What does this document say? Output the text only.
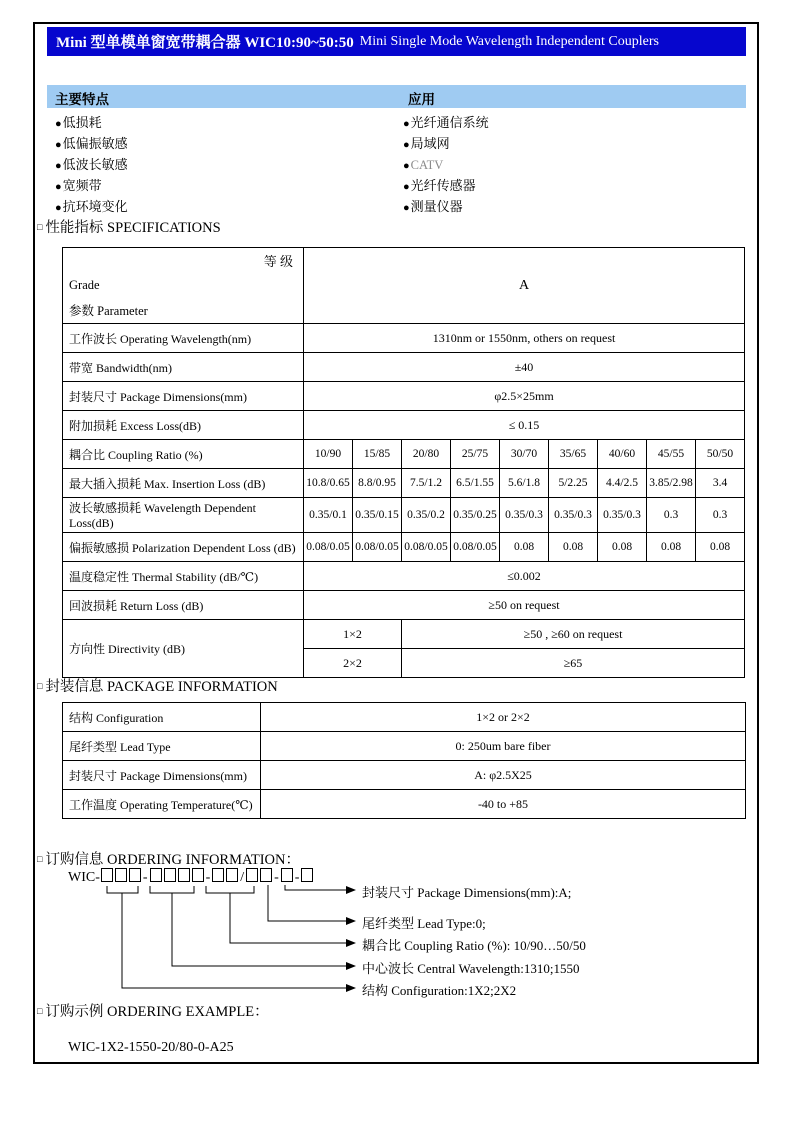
Mini 型单模单窗宽带耦合器 WIC10:90~50:50 Mini Single Mode Wavelength Independent Couplers
主要特点	应用
●低损耗
●低偏振敏感
●低波长敏感
●宽频带
●抗环境变化
●光纤通信系统
●局域网
●CATV
●光纤传感器
●测量仪器
□ 性能指标 SPECIFICATIONS
等 级
Grade
参数 Parameter	A								
工作波长 Operating Wavelength(nm)	1310nm or 1550nm, others on request								
带宽 Bandwidth(nm)	±40								
封装尺寸 Package Dimensions(mm)	φ2.5×25mm								
附加损耗 Excess Loss(dB)	≤ 0.15								
耦合比 Coupling Ratio (%)	10/90	15/85	20/80	25/75	30/70	35/65	40/60	45/55	50/50
最大插入损耗 Max. Insertion Loss (dB)	10.8/0.65	8.8/0.95	7.5/1.2	6.5/1.55	5.6/1.8	5/2.25	4.4/2.5	3.85/2.98	3.4
波长敏感损耗 Wavelength Dependent Loss(dB)	0.35/0.1	0.35/0.15	0.35/0.2	0.35/0.25	0.35/0.3	0.35/0.3	0.35/0.3	0.3	0.3
偏振敏感损 Polarization Dependent Loss (dB)	0.08/0.05	0.08/0.05	0.08/0.05	0.08/0.05	0.08	0.08	0.08	0.08	0.08
温度稳定性 Thermal Stability (dB/℃)	≤0.002								
回波损耗 Return Loss (dB)	≥50 on request								
方向性 Directivity (dB)	1×2		≥50 , ≥60 on request						
	2×2		≥65						
□ 封装信息 PACKAGE INFORMATION
结构 Configuration	1×2 or 2×2
尾纤类型 Lead Type	0: 250um bare fiber
封装尺寸 Package Dimensions(mm)	A: φ2.5X25
工作温度 Operating Temperature(℃)	-40 to +85
□ 订购信息 ORDERING INFORMATION：
WIC-	-	- / - -
封装尺寸 Package Dimensions(mm):A;
尾纤类型 Lead Type:0;
耦合比 Coupling Ratio (%): 10/90…50/50
中心波长 Central Wavelength:1310;1550
结构 Configuration:1X2;2X2
□ 订购示例 ORDERING EXAMPLE：
WIC-1X2-1550-20/80-0-A25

================================

- [Exercise] Give the count of lines holding the word "INFORMATION", with no other words.

- [Output below] 2